── FRAGMENTO DE ORIGEN

En una ocasión, leí que digitalizar la escuela no era tecnificar las aulas, sino escolarizar las tecnologías. Desde entonces, esta frase me ha dado mucho que pensar, porque “escolarizar las tecnologías” es, desde luego, mucho más que distribuir libros de texto en un formato que cueste 1.000 en vez de 100. Escolarizar las tecnologías abarca el reto de trasladar al entorno educativo todo lo que éstas han hecho y están haciendo con nuestro mundo “real”. Un mundo que, gracias a Internet —y ahora, al metaverso educativo, el Educaverso— se ha convertido en un medio líquido, interconectado, internacional, global, abierto las 24 horas del día de los 365 días al año, sin barreras, en el que disponemos de multitud de productos y servicios personalizados más allá de temporadas, tallas o dinámicas tradicionales; en el que la inmediatez y la gratuidad son una expectativa asumible a la hora de encontrar información; en el que podemos acceder a productos audiovisuales cuando y donde queremos; en el que la publicidad online segmenta nuestros gustos y preferencias en función de nuestros hábitos y surgen nuevos conceptos y perfiles como el del “prosumidor” (productor- consumidor) en un entorno de participación y co-creación.

────
── MATERIAL

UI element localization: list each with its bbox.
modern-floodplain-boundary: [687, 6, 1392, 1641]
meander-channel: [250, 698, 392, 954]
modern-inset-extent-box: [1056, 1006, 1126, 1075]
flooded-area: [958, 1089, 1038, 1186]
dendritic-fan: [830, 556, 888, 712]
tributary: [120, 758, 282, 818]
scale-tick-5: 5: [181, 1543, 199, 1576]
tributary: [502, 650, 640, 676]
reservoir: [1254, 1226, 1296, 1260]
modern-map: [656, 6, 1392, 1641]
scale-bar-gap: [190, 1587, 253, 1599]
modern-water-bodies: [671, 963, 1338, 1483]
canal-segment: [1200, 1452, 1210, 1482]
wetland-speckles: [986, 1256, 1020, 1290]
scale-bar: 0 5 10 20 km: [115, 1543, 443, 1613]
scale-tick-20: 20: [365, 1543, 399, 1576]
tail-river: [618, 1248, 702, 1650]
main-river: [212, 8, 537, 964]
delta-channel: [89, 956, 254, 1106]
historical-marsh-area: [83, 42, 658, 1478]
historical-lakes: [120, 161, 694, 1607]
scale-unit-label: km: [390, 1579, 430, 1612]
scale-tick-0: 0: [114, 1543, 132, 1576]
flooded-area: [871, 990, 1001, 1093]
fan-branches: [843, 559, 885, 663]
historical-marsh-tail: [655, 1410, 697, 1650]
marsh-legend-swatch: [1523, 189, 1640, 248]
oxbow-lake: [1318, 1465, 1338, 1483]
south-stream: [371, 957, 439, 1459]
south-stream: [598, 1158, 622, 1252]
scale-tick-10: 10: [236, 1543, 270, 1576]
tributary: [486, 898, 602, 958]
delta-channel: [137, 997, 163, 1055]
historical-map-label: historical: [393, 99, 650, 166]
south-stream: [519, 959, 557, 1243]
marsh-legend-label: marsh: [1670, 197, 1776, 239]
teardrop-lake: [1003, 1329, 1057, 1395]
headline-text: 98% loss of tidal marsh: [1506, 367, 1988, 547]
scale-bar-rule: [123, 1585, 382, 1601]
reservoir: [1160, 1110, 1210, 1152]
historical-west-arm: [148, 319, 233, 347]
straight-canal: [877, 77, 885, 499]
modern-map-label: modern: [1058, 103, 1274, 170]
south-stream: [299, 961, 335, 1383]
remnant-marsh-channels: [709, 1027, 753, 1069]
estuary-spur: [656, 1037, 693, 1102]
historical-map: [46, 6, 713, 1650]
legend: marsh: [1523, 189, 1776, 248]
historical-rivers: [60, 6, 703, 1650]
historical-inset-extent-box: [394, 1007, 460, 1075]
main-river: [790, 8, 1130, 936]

────

Continúa, por favor, el texto sobre la digitalización de la escuela a partir de su última oración.

Escolarizar las tecnologías es un concepto que va, incluso, más allá de las TIC (tecnologías de la Información y la comunicación), sino que alude, evoca y provoca reacciones en torno a todos los conocimientos y recursos que existen a nuestro alrededor de disciplinas como la arquitectura, la neurociencia, la psicología y el big-data… Significa, en definitiva, no dar la espalda al ingente conocimiento existente del que disponemos y atrevernos a aplicarlo en un sector cuyo formato sigue anclado en la apariencia, procesos y organización del mundo para el que fue creado allá en el siglo XIX, un tiempo y lugar que ya no existe, en el que, por no haber, no había ni luz ni agua corriente en las casas ni, por supuesto, coches, aviones, teléfonos, ni Internet…
Escolarizar las tecnologías abarca el reto de trasladar al entorno educativo todo lo que éstas han hecho y están haciendo con nuestro mundo “real”.
Mi intención aquí no es ofrecer un manual de uso y aplicación de las tecnologías en el aula, por otro lado, incompatible con la rapidez con que se suceden, sino aportar cierta luz sobre la oportunidad inmejorable que tenemos de mejorar la situación actual gracias a ellas. Más que una lección, pretendo una provocación; más que respuestas, pretendo suscitar preguntas que están avaladas por evidencias científicas. En realidad, una sola pregunta basta: “¿Y por qué no?”:
¿Por qué no permitir agrupaciones flexibles de alumnos de diferentes edades, pero con talentos e intereses comunes para profundizar en determinados campos de aprendizaje?
¿Por qué no convertir los datos generados por el propio alumno en una autoevaluación de sus competencias y validar con Inteligencia Artificial los itinerarios que pudieran reforzar su rendimiento?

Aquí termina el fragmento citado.